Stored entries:

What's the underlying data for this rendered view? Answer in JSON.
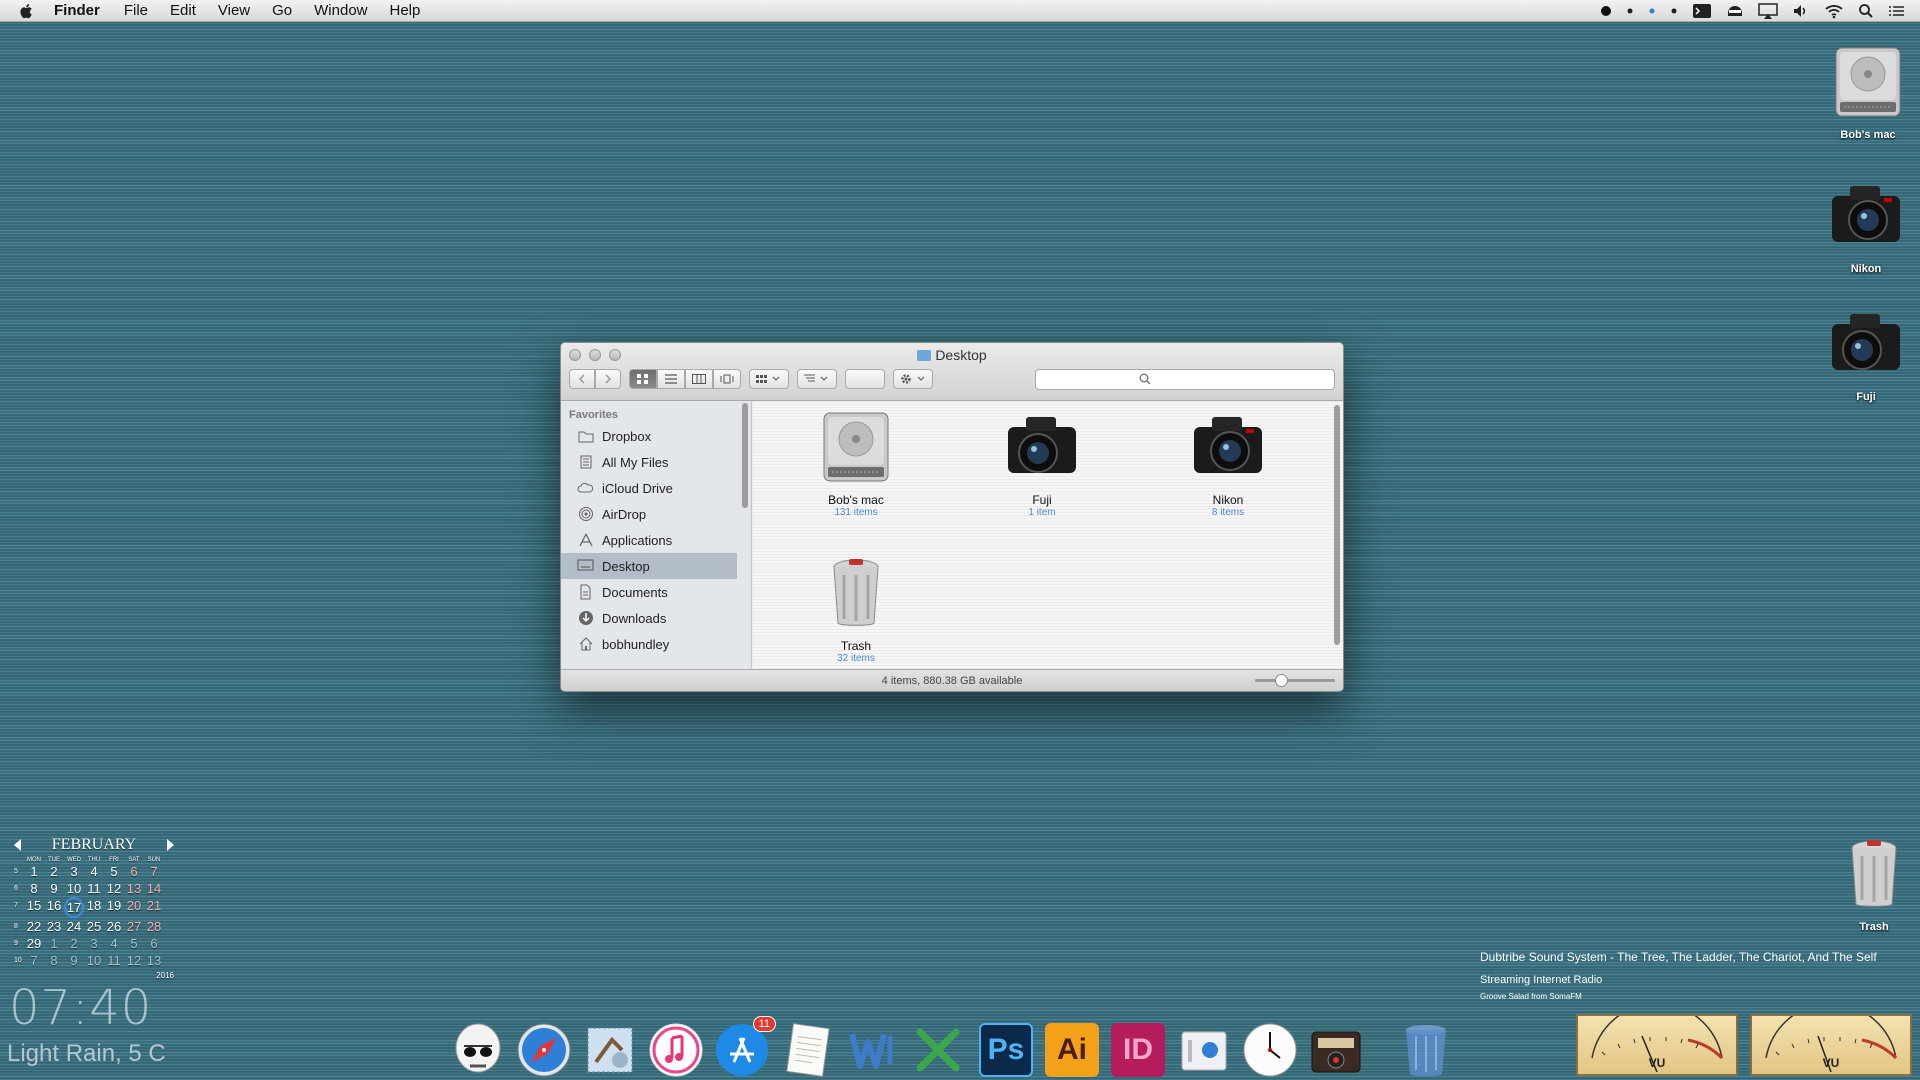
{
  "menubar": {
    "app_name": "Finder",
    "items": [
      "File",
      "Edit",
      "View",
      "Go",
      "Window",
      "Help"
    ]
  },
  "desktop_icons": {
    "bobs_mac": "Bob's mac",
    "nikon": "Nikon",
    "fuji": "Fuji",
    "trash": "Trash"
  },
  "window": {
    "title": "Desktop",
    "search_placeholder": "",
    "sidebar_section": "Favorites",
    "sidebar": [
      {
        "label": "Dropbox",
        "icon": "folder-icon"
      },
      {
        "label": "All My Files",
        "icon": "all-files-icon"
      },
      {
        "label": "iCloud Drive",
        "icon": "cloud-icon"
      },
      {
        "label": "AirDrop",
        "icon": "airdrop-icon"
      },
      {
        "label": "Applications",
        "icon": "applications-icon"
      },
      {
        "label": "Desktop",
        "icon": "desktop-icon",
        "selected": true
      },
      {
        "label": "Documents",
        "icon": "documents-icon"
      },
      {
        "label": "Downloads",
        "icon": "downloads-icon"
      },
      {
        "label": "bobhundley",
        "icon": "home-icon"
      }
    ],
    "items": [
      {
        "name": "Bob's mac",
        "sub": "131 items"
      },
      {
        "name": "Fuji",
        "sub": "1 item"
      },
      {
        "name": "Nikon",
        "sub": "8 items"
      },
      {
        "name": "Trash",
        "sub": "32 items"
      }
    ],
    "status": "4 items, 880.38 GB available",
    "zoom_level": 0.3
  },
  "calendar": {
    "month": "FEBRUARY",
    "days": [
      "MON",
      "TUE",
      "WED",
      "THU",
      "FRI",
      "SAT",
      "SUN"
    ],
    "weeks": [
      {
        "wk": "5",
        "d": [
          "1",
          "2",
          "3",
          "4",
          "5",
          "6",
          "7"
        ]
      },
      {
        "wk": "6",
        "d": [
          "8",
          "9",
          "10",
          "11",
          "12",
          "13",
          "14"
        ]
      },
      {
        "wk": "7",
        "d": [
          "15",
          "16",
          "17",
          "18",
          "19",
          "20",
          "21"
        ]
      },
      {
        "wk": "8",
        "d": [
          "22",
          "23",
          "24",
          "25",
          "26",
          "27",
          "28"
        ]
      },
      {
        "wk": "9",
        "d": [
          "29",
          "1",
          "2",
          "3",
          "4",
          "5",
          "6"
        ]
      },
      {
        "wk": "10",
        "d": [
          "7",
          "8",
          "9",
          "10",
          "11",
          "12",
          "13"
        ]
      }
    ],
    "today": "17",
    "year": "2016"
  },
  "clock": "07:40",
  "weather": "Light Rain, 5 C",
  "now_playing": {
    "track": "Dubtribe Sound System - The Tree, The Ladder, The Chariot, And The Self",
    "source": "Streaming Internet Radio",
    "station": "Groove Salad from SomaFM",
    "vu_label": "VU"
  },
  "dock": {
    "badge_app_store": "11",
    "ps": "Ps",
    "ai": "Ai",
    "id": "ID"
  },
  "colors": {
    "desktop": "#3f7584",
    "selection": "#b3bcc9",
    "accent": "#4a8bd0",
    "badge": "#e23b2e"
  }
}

**DESCRIPTION OF THE TASK:**
Omit every picture, and otherwise quote the entries exactly.

**REPLY:**
What's the underlying data for this rendered view? Answer in JSON.
{
  "menubar": {
    "app_name": "Finder",
    "items": [
      "File",
      "Edit",
      "View",
      "Go",
      "Window",
      "Help"
    ]
  },
  "desktop_icons": {
    "bobs_mac": "Bob's mac",
    "nikon": "Nikon",
    "fuji": "Fuji",
    "trash": "Trash"
  },
  "window": {
    "title": "Desktop",
    "search_placeholder": "",
    "sidebar_section": "Favorites",
    "sidebar": [
      {
        "label": "Dropbox",
        "icon": "folder-icon"
      },
      {
        "label": "All My Files",
        "icon": "all-files-icon"
      },
      {
        "label": "iCloud Drive",
        "icon": "cloud-icon"
      },
      {
        "label": "AirDrop",
        "icon": "airdrop-icon"
      },
      {
        "label": "Applications",
        "icon": "applications-icon"
      },
      {
        "label": "Desktop",
        "icon": "desktop-icon",
        "selected": true
      },
      {
        "label": "Documents",
        "icon": "documents-icon"
      },
      {
        "label": "Downloads",
        "icon": "downloads-icon"
      },
      {
        "label": "bobhundley",
        "icon": "home-icon"
      }
    ],
    "items": [
      {
        "name": "Bob's mac",
        "sub": "131 items"
      },
      {
        "name": "Fuji",
        "sub": "1 item"
      },
      {
        "name": "Nikon",
        "sub": "8 items"
      },
      {
        "name": "Trash",
        "sub": "32 items"
      }
    ],
    "status": "4 items, 880.38 GB available",
    "zoom_level": 0.3
  },
  "calendar": {
    "month": "FEBRUARY",
    "days": [
      "MON",
      "TUE",
      "WED",
      "THU",
      "FRI",
      "SAT",
      "SUN"
    ],
    "weeks": [
      {
        "wk": "5",
        "d": [
          "1",
          "2",
          "3",
          "4",
          "5",
          "6",
          "7"
        ]
      },
      {
        "wk": "6",
        "d": [
          "8",
          "9",
          "10",
          "11",
          "12",
          "13",
          "14"
        ]
      },
      {
        "wk": "7",
        "d": [
          "15",
          "16",
          "17",
          "18",
          "19",
          "20",
          "21"
        ]
      },
      {
        "wk": "8",
        "d": [
          "22",
          "23",
          "24",
          "25",
          "26",
          "27",
          "28"
        ]
      },
      {
        "wk": "9",
        "d": [
          "29",
          "1",
          "2",
          "3",
          "4",
          "5",
          "6"
        ]
      },
      {
        "wk": "10",
        "d": [
          "7",
          "8",
          "9",
          "10",
          "11",
          "12",
          "13"
        ]
      }
    ],
    "today": "17",
    "year": "2016"
  },
  "clock": "07:40",
  "weather": "Light Rain, 5 C",
  "now_playing": {
    "track": "Dubtribe Sound System - The Tree, The Ladder, The Chariot, And The Self",
    "source": "Streaming Internet Radio",
    "station": "Groove Salad from SomaFM",
    "vu_label": "VU"
  },
  "dock": {
    "badge_app_store": "11",
    "ps": "Ps",
    "ai": "Ai",
    "id": "ID"
  },
  "colors": {
    "desktop": "#3f7584",
    "selection": "#b3bcc9",
    "accent": "#4a8bd0",
    "badge": "#e23b2e"
  }
}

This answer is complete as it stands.